[Begin]
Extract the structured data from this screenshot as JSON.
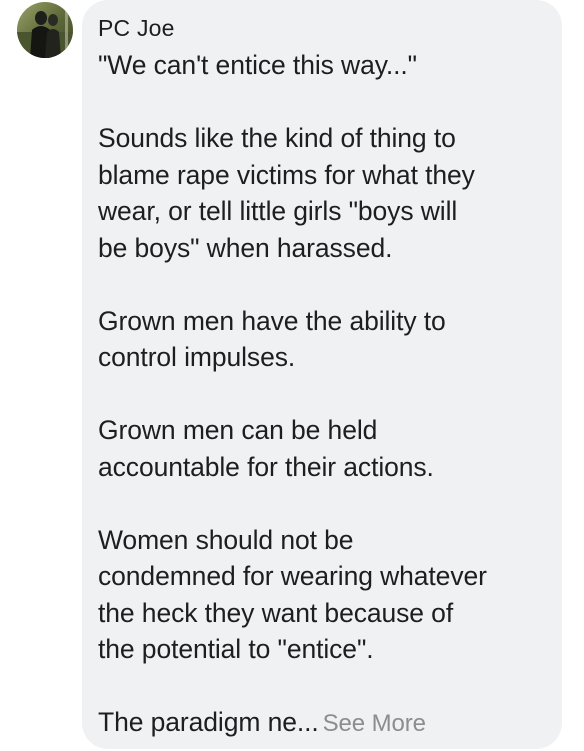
{
  "comment": {
    "author": "PC Joe",
    "lines": [
      "\"We can't entice this way...\"",
      "",
      "Sounds like the kind of thing to",
      "blame rape victims for what they",
      "wear, or tell little girls \"boys will",
      "be boys\" when harassed.",
      "",
      "Grown men have the ability to",
      "control impulses.",
      "",
      "Grown men can be held",
      "accountable for their actions.",
      "",
      "Women should not be",
      "condemned for wearing whatever",
      "the heck they want because of",
      "the potential to \"entice\".",
      ""
    ],
    "truncated_line": "The paradigm ne...",
    "see_more_label": "See More"
  },
  "colors": {
    "bubble_bg": "#f0f1f3",
    "text": "#1c1e21",
    "muted": "#8a8d91"
  },
  "icons": {
    "avatar": "profile-photo"
  }
}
[End]
YOUR OBJECTIVE:
Reproduce the listing exactly. Leave its pictures out.

COMPLETE OUTPUT:
Extract the structured data from this screenshot as JSON.
{
  "comment": {
    "author": "PC Joe",
    "lines": [
      "\"We can't entice this way...\"",
      "",
      "Sounds like the kind of thing to",
      "blame rape victims for what they",
      "wear, or tell little girls \"boys will",
      "be boys\" when harassed.",
      "",
      "Grown men have the ability to",
      "control impulses.",
      "",
      "Grown men can be held",
      "accountable for their actions.",
      "",
      "Women should not be",
      "condemned for wearing whatever",
      "the heck they want because of",
      "the potential to \"entice\".",
      ""
    ],
    "truncated_line": "The paradigm ne...",
    "see_more_label": "See More"
  },
  "colors": {
    "bubble_bg": "#f0f1f3",
    "text": "#1c1e21",
    "muted": "#8a8d91"
  },
  "icons": {
    "avatar": "profile-photo"
  }
}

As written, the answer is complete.